__Your goal__:
Return the listing below in full, with every line exactly as it is.
### Data extract ###
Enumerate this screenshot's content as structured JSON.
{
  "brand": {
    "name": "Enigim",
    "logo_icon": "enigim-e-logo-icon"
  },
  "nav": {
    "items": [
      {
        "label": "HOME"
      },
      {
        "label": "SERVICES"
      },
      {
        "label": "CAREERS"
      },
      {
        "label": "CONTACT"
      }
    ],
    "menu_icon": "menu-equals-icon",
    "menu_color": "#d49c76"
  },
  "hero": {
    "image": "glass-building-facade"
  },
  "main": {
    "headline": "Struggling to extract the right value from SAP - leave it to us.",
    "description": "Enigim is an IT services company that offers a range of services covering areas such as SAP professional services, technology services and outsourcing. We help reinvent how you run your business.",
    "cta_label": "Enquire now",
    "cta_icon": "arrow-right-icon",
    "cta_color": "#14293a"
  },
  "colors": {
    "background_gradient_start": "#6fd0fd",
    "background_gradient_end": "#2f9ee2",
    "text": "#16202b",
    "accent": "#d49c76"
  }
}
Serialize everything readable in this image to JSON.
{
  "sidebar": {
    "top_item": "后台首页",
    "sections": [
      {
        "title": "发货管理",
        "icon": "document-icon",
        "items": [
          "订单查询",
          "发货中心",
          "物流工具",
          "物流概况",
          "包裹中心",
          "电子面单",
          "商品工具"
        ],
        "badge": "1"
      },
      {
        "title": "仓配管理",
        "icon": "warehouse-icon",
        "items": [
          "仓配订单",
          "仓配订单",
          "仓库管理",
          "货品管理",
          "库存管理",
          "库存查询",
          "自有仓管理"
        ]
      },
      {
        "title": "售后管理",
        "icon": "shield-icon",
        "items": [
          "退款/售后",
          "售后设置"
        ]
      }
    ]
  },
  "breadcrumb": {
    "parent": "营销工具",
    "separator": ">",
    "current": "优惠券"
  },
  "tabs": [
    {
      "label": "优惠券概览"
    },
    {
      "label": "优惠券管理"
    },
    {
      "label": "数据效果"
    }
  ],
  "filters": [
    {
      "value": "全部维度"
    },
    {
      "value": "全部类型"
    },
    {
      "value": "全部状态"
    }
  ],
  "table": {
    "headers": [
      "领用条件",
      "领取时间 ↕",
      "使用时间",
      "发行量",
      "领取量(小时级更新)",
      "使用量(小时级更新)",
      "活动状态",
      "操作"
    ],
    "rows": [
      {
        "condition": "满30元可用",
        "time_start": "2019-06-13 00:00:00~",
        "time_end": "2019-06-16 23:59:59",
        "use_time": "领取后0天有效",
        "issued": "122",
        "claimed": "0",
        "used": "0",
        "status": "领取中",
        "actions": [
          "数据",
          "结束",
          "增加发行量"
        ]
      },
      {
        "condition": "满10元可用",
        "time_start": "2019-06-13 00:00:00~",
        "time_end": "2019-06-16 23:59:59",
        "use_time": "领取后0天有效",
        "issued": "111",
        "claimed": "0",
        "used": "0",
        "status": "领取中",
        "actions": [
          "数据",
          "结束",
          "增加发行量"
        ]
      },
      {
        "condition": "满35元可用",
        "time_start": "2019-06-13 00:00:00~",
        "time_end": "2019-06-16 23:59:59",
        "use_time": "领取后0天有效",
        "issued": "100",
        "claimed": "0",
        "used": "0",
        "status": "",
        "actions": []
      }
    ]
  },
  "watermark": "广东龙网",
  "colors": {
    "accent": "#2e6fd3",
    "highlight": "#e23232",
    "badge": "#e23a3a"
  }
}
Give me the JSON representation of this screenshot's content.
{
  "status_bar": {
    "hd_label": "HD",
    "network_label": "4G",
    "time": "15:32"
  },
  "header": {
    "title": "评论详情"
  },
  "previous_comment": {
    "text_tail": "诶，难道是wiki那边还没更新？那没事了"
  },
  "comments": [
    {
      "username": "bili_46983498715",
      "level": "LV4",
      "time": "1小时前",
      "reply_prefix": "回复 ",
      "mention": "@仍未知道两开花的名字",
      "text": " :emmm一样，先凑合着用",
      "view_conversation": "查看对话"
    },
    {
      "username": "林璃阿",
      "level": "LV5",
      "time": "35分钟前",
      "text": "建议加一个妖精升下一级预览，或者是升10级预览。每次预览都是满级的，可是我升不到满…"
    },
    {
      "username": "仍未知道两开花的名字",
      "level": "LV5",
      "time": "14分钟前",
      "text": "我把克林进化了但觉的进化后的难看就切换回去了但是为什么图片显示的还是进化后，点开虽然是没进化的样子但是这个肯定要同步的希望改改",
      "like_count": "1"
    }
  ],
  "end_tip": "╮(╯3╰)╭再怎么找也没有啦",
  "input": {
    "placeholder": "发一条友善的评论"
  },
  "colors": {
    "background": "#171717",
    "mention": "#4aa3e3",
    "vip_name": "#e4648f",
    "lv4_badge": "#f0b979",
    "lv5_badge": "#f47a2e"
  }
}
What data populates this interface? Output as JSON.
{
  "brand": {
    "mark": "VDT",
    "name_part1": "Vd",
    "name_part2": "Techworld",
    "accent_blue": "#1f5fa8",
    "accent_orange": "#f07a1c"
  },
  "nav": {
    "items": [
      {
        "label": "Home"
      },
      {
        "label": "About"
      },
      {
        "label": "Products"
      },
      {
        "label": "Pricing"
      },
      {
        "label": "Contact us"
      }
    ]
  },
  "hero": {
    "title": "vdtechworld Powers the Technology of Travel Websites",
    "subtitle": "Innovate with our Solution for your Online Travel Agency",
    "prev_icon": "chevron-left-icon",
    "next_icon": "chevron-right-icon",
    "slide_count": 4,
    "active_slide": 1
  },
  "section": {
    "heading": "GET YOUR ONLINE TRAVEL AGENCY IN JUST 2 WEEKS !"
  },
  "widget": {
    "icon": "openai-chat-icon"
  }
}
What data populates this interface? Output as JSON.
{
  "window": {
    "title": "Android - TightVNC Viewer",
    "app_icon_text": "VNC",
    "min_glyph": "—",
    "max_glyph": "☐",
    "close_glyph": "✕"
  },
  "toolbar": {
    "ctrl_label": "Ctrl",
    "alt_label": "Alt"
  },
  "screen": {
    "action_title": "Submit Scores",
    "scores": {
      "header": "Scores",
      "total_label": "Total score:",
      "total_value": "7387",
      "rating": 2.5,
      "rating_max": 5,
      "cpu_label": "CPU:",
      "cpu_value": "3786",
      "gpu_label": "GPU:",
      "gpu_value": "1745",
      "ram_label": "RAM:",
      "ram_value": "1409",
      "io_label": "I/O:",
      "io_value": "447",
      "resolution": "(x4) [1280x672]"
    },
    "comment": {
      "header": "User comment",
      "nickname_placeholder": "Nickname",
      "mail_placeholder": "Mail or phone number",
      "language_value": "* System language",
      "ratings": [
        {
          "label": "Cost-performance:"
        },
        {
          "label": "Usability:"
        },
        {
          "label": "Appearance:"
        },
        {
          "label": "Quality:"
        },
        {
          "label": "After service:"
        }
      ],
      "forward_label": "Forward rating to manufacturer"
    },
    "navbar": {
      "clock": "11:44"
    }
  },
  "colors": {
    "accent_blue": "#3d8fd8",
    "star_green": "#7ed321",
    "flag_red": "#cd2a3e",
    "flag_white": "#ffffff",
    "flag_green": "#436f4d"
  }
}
###
__Response to this task__:
Enumerate this screenshot's content as structured JSON.
{
  "brand": {
    "name": "Enigim",
    "logo_icon": "enigim-e-logo-icon"
  },
  "nav": {
    "items": [
      {
        "label": "HOME"
      },
      {
        "label": "SERVICES"
      },
      {
        "label": "CAREERS"
      },
      {
        "label": "CONTACT"
      }
    ],
    "menu_icon": "menu-equals-icon",
    "menu_color": "#d49c76"
  },
  "hero": {
    "image": "glass-building-facade"
  },
  "main": {
    "headline": "Struggling to extract the right value from SAP - leave it to us.",
    "description": "Enigim is an IT services company that offers a range of services covering areas such as SAP professional services, technology services and outsourcing. We help reinvent how you run your business.",
    "cta_label": "Enquire now",
    "cta_icon": "arrow-right-icon",
    "cta_color": "#14293a"
  },
  "colors": {
    "background_gradient_start": "#6fd0fd",
    "background_gradient_end": "#2f9ee2",
    "text": "#16202b",
    "accent": "#d49c76"
  }
}
Serialize everything readable in this image to JSON.
{
  "sidebar": {
    "top_item": "后台首页",
    "sections": [
      {
        "title": "发货管理",
        "icon": "document-icon",
        "items": [
          "订单查询",
          "发货中心",
          "物流工具",
          "物流概况",
          "包裹中心",
          "电子面单",
          "商品工具"
        ],
        "badge": "1"
      },
      {
        "title": "仓配管理",
        "icon": "warehouse-icon",
        "items": [
          "仓配订单",
          "仓配订单",
          "仓库管理",
          "货品管理",
          "库存管理",
          "库存查询",
          "自有仓管理"
        ]
      },
      {
        "title": "售后管理",
        "icon": "shield-icon",
        "items": [
          "退款/售后",
          "售后设置"
        ]
      }
    ]
  },
  "breadcrumb": {
    "parent": "营销工具",
    "separator": ">",
    "current": "优惠券"
  },
  "tabs": [
    {
      "label": "优惠券概览"
    },
    {
      "label": "优惠券管理"
    },
    {
      "label": "数据效果"
    }
  ],
  "filters": [
    {
      "value": "全部维度"
    },
    {
      "value": "全部类型"
    },
    {
      "value": "全部状态"
    }
  ],
  "table": {
    "headers": [
      "领用条件",
      "领取时间 ↕",
      "使用时间",
      "发行量",
      "领取量(小时级更新)",
      "使用量(小时级更新)",
      "活动状态",
      "操作"
    ],
    "rows": [
      {
        "condition": "满30元可用",
        "time_start": "2019-06-13 00:00:00~",
        "time_end": "2019-06-16 23:59:59",
        "use_time": "领取后0天有效",
        "issued": "122",
        "claimed": "0",
        "used": "0",
        "status": "领取中",
        "actions": [
          "数据",
          "结束",
          "增加发行量"
        ]
      },
      {
        "condition": "满10元可用",
        "time_start": "2019-06-13 00:00:00~",
        "time_end": "2019-06-16 23:59:59",
        "use_time": "领取后0天有效",
        "issued": "111",
        "claimed": "0",
        "used": "0",
        "status": "领取中",
        "actions": [
          "数据",
          "结束",
          "增加发行量"
        ]
      },
      {
        "condition": "满35元可用",
        "time_start": "2019-06-13 00:00:00~",
        "time_end": "2019-06-16 23:59:59",
        "use_time": "领取后0天有效",
        "issued": "100",
        "claimed": "0",
        "used": "0",
        "status": "",
        "actions": []
      }
    ]
  },
  "watermark": "广东龙网",
  "colors": {
    "accent": "#2e6fd3",
    "highlight": "#e23232",
    "badge": "#e23a3a"
  }
}
Give me the JSON representation of this screenshot's content.
{
  "status_bar": {
    "hd_label": "HD",
    "network_label": "4G",
    "time": "15:32"
  },
  "header": {
    "title": "评论详情"
  },
  "previous_comment": {
    "text_tail": "诶，难道是wiki那边还没更新？那没事了"
  },
  "comments": [
    {
      "username": "bili_46983498715",
      "level": "LV4",
      "time": "1小时前",
      "reply_prefix": "回复 ",
      "mention": "@仍未知道两开花的名字",
      "text": " :emmm一样，先凑合着用",
      "view_conversation": "查看对话"
    },
    {
      "username": "林璃阿",
      "level": "LV5",
      "time": "35分钟前",
      "text": "建议加一个妖精升下一级预览，或者是升10级预览。每次预览都是满级的，可是我升不到满…"
    },
    {
      "username": "仍未知道两开花的名字",
      "level": "LV5",
      "time": "14分钟前",
      "text": "我把克林进化了但觉的进化后的难看就切换回去了但是为什么图片显示的还是进化后，点开虽然是没进化的样子但是这个肯定要同步的希望改改",
      "like_count": "1"
    }
  ],
  "end_tip": "╮(╯3╰)╭再怎么找也没有啦",
  "input": {
    "placeholder": "发一条友善的评论"
  },
  "colors": {
    "background": "#171717",
    "mention": "#4aa3e3",
    "vip_name": "#e4648f",
    "lv4_badge": "#f0b979",
    "lv5_badge": "#f47a2e"
  }
}
What data populates this interface? Output as JSON.
{
  "brand": {
    "mark": "VDT",
    "name_part1": "Vd",
    "name_part2": "Techworld",
    "accent_blue": "#1f5fa8",
    "accent_orange": "#f07a1c"
  },
  "nav": {
    "items": [
      {
        "label": "Home"
      },
      {
        "label": "About"
      },
      {
        "label": "Products"
      },
      {
        "label": "Pricing"
      },
      {
        "label": "Contact us"
      }
    ]
  },
  "hero": {
    "title": "vdtechworld Powers the Technology of Travel Websites",
    "subtitle": "Innovate with our Solution for your Online Travel Agency",
    "prev_icon": "chevron-left-icon",
    "next_icon": "chevron-right-icon",
    "slide_count": 4,
    "active_slide": 1
  },
  "section": {
    "heading": "GET YOUR ONLINE TRAVEL AGENCY IN JUST 2 WEEKS !"
  },
  "widget": {
    "icon": "openai-chat-icon"
  }
}
What data populates this interface? Output as JSON.
{
  "window": {
    "title": "Android - TightVNC Viewer",
    "app_icon_text": "VNC",
    "min_glyph": "—",
    "max_glyph": "☐",
    "close_glyph": "✕"
  },
  "toolbar": {
    "ctrl_label": "Ctrl",
    "alt_label": "Alt"
  },
  "screen": {
    "action_title": "Submit Scores",
    "scores": {
      "header": "Scores",
      "total_label": "Total score:",
      "total_value": "7387",
      "rating": 2.5,
      "rating_max": 5,
      "cpu_label": "CPU:",
      "cpu_value": "3786",
      "gpu_label": "GPU:",
      "gpu_value": "1745",
      "ram_label": "RAM:",
      "ram_value": "1409",
      "io_label": "I/O:",
      "io_value": "447",
      "resolution": "(x4) [1280x672]"
    },
    "comment": {
      "header": "User comment",
      "nickname_placeholder": "Nickname",
      "mail_placeholder": "Mail or phone number",
      "language_value": "* System language",
      "ratings": [
        {
          "label": "Cost-performance:"
        },
        {
          "label": "Usability:"
        },
        {
          "label": "Appearance:"
        },
        {
          "label": "Quality:"
        },
        {
          "label": "After service:"
        }
      ],
      "forward_label": "Forward rating to manufacturer"
    },
    "navbar": {
      "clock": "11:44"
    }
  },
  "colors": {
    "accent_blue": "#3d8fd8",
    "star_green": "#7ed321",
    "flag_red": "#cd2a3e",
    "flag_white": "#ffffff",
    "flag_green": "#436f4d"
  }
}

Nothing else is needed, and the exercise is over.